▸ The problem
Repeat word for word the passage of the Colorado felony charges page below, starting with "The United States" and going on through "ensure fair treatment.".

▸ Page excerpt
Felony Charges

Hopkins Law handles all felony cases.

Felony offenses in Colorado include:
*Please see our Dictionary Of Criminal Charges section to better understand these offenses

Colorado Felony Charges

In Colorado, felony charges are categorized into six classes. Class one felonies, e.g. first degree murder, are considered the most serious. They carry the most significant penalties. Class six felonies, e.g. criminal impersonation, are considered the least serious and carry much smaller penalties. Felony charges should not be taken lightly – a felony conviction carries possible prison time. Even a class six felony conviction may require a minimum of one year in prison.

Most felony charges fall within classes two through five. Determining whether your charge is a felony, and if so, which class, is not as simple as looking at a criminal charges list. Categorizing it often depends on the facts of your case. Assault, for example, can qualify as a felony or a misdemeanor. A criminal trail attorney will help you understand the charges brought against you.

The Best Criminal Defense Advice: Know Your Rights

The United States and Colorado constitutions provide you with basic rights relating to criminal prosecutions. Since the felony legal process can be complex and confusing, the best way to protect yourself if you are charged with a crime is to know your rights. Knowing what to expect and knowing when you need to contact an attorney is the only way to ensure fair treatment.

Although not your only important constitutional rights, three of these rights are especially important when being investigated for a crime: (1) the right to privacy, which affects how and when the police can detain you, search you, or search your car or your house; (2) the right to remain silent when you are being investigated; and (3) the right to counsel once you have been arrested or charged.

Your Felony Case – Understanding the Process

The following is a step-by-step description of the most common parts of a felony case. The corresponding information advises you on how to protect your constitutional rights. Part of our job as criminal trial attorneys is helping the accused understand how the law works.

▸ Material shown
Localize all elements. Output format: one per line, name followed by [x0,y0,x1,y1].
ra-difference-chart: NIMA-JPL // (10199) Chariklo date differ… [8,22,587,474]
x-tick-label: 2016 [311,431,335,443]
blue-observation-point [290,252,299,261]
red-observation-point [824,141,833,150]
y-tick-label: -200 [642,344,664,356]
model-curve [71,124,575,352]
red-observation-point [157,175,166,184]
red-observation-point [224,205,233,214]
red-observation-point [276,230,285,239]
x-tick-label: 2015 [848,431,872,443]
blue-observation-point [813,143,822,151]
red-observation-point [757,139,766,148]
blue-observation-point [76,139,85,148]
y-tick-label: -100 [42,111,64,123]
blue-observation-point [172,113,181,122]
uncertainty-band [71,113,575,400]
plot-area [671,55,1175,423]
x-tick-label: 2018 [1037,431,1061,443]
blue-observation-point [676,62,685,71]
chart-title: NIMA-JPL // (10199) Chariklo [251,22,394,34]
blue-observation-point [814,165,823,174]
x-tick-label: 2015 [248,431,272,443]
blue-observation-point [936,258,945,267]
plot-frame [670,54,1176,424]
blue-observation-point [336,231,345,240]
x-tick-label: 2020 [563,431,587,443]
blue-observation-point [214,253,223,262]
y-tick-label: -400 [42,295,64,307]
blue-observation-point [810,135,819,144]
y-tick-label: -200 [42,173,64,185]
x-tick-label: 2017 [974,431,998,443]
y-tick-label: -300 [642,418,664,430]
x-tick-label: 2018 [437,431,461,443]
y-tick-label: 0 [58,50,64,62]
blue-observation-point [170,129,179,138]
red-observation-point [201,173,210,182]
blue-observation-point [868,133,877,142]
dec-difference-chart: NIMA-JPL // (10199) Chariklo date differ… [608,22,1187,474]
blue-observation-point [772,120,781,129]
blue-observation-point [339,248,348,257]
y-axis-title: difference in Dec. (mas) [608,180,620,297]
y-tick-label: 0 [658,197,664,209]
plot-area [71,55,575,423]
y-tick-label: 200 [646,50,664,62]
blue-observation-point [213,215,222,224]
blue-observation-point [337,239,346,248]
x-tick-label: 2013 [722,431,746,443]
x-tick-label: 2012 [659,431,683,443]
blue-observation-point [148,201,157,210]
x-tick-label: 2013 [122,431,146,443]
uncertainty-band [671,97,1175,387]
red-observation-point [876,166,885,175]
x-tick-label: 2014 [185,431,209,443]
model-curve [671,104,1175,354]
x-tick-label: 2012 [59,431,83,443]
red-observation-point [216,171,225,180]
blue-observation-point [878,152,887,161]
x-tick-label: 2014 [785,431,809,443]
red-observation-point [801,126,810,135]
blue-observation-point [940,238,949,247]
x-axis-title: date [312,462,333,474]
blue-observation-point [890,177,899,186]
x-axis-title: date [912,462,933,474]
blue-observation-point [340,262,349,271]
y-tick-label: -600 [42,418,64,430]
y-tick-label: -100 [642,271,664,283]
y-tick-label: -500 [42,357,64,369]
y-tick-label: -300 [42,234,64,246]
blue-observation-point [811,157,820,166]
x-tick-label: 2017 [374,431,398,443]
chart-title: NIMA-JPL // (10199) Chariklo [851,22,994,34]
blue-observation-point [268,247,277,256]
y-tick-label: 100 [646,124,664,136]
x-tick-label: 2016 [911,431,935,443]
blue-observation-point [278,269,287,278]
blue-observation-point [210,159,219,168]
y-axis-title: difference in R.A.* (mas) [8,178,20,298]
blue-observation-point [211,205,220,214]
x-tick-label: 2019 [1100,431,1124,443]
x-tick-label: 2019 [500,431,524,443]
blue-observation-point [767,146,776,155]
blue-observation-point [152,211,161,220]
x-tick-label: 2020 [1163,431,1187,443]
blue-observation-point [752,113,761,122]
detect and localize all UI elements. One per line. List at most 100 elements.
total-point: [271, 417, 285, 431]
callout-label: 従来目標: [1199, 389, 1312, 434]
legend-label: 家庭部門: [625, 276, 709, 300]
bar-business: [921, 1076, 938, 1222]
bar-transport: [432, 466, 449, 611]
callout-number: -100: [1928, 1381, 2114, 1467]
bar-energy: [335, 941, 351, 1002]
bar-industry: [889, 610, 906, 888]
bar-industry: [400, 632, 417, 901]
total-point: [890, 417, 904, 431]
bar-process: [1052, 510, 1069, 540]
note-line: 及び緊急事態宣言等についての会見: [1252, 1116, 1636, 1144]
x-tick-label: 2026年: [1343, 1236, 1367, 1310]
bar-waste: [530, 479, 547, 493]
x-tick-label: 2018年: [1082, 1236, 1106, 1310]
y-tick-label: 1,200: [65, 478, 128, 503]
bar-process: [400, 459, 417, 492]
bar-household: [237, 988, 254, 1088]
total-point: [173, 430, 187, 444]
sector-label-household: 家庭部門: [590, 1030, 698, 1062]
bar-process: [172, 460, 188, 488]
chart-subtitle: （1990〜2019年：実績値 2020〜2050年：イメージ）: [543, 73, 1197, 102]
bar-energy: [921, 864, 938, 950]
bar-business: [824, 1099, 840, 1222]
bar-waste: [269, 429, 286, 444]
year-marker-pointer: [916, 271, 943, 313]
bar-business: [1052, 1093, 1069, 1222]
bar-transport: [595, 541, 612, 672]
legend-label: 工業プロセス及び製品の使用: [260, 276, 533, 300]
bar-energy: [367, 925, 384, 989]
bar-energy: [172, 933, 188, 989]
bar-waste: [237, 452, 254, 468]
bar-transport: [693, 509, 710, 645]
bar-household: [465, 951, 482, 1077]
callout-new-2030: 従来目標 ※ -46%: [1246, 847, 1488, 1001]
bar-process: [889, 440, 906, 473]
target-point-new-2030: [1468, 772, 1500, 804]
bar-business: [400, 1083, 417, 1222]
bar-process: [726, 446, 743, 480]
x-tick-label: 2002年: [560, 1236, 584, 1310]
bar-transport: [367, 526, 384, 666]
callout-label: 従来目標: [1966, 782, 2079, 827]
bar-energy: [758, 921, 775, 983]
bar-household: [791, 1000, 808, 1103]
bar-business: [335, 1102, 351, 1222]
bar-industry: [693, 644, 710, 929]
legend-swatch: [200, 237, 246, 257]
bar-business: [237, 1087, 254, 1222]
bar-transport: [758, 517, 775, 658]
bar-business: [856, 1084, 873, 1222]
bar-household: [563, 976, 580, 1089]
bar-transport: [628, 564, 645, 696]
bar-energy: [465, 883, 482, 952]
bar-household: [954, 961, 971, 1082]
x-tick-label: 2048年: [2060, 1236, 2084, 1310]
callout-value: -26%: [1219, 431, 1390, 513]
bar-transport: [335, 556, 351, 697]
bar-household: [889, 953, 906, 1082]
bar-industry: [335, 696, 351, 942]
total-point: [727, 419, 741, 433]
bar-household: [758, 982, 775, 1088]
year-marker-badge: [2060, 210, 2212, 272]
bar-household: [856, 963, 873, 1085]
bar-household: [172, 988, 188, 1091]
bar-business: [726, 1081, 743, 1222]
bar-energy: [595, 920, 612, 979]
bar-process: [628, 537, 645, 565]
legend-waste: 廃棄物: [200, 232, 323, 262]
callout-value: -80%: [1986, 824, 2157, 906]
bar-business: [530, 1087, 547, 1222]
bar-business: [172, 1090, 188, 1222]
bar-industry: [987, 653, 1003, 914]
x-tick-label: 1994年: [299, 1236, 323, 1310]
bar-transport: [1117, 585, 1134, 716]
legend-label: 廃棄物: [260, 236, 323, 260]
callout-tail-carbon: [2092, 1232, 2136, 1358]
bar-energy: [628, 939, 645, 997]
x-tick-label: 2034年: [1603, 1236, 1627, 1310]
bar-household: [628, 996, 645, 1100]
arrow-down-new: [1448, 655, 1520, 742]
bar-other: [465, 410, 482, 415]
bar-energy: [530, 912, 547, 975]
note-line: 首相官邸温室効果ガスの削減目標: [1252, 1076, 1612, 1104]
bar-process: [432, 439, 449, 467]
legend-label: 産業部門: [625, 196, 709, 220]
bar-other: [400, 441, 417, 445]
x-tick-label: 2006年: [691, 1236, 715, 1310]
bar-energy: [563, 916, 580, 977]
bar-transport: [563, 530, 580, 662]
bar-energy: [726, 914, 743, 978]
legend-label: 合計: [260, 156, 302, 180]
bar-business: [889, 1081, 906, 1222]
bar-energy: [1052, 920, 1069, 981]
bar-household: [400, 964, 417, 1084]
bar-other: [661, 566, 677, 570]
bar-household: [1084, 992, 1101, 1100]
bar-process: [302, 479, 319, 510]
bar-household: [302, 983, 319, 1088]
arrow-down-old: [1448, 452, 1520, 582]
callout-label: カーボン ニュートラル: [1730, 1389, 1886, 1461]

▸ Expected answer
The United States and Colorado constitutions provide you with basic rights relating to criminal prosecutions. Since the felony legal process can be complex and confusing, the best way to protect yourself if you are charged with a crime is to know your rights. Knowing what to expect and knowing when you need to contact an attorney is the only way to ensure fair treatment.